TEXT PROVIDED:
===
The deep attachment that Pig and Runt have for each other is the stuff of fairy tales. They dash around on the beach together having long talks about the “color of love”. They play jokes on other people and laugh about it to each other. They are completely in sync, and at night they hold each other’s hands through holes in the walls of their two houses, Pyramus and Thisby style. Kinda. But then one day Runt discovers that she wants more, and she has to break away from Pig who is deeply in love with her, and quite literally wants nothing more out of life than to be with her. This is where people begin to misunderstand Pig. Yes, he is a bit psycho crazy. Okay, he’s a lot psycho crazy. But the common misconception is that Runt has to kill him to escape him. This is incorrect. Pig wants her to kill him because he knows that she wants, and needs, a life outside of their relationship with each other. He asks her to give him the ending to the story that he has always dreamed of: Pig and Runt, King and Queen. And so she does. After she gives him his fairy tale ending, he is able to let her go, even though it means he cannot exist in the world without her. He feels complete; he has had the ending of his dreams, and now he has to let her go by letting himself go.
===
WORK INSTRUCTIONS:
(1) Name every activity that the passage about Pig and Runt says the two share before Runt discovers that she wants more.
(2) In the passage about Pig and Runt, what ending does Pig ask Runt to give him?
(3) Please go on with the passage about Pig and Runt from its final sentence.

SUPPLIED DATA:
===
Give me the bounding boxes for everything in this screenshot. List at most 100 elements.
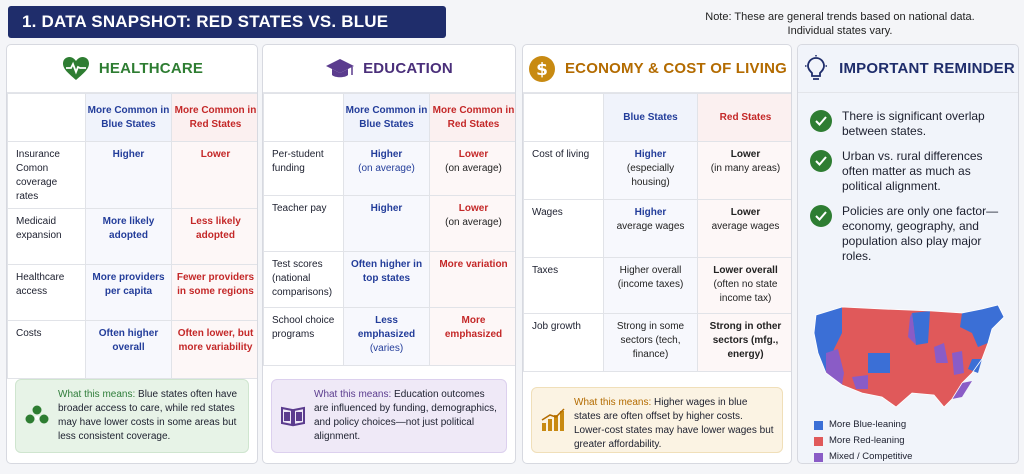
===
RESULTS:
(1)
- Dashing around on the beach together
- Having long talks about the "color of love"
- Playing jokes on other people
- Laughing about those jokes to each other
- Holding each other's hands at night through holes in the walls of their two houses

(2) He asks for the ending he has always dreamed of: Pig and Runt, King and Queen.

(3)
It’s kind of interesting to note how different the original play and the movie are from each other, but how the mood and the general, I guess, POINT of the story is the same for both. In the film, SPOILER ALERT Pig dies at the end, after a sequence of events not even sort of present in the play, which is about 1/4th as long. And that might seem to change things a bit (like, maybe I wasn’t crying buckets and feeling like I had lost all purpose in life after the play), but a lot of the more important things are still present, like the fact that in both, Pig is removed from Runt’s life and she is finally able to accept her individuality and embrace her freedom from Pig’s smothering love. But the movie does emphasize the contrast more, by removing Runt from Pig’s life first and showing us how he dealt with that: by going stark raving mad and chasing after her. Which was totally adorable for about five minutes. Because the point of the story is that Pig’s love for Runt, while real enough, was too selfish to be sustainable. And when his love finally became selfless, he wasn’t sustainable any more (does that make any sense) and so he was willing to give up his life.


I also think that while most people do not understand Pig’s character, we all have a little bit of him inside us. We are all a little Pig, and we are all a little Runt. We all have something we need to let go of, and something that needs to let go of us.

But in the end, all we know is that we love this film. Enda Walsh weaves a magically tragic tale of young love that left us feeling weepy, and loving Cillian Murphy even more than before. This movie definitely is not for everyone, but it is for us.

 
I think I really do want for something else.
But where to, eh pal?
Where to...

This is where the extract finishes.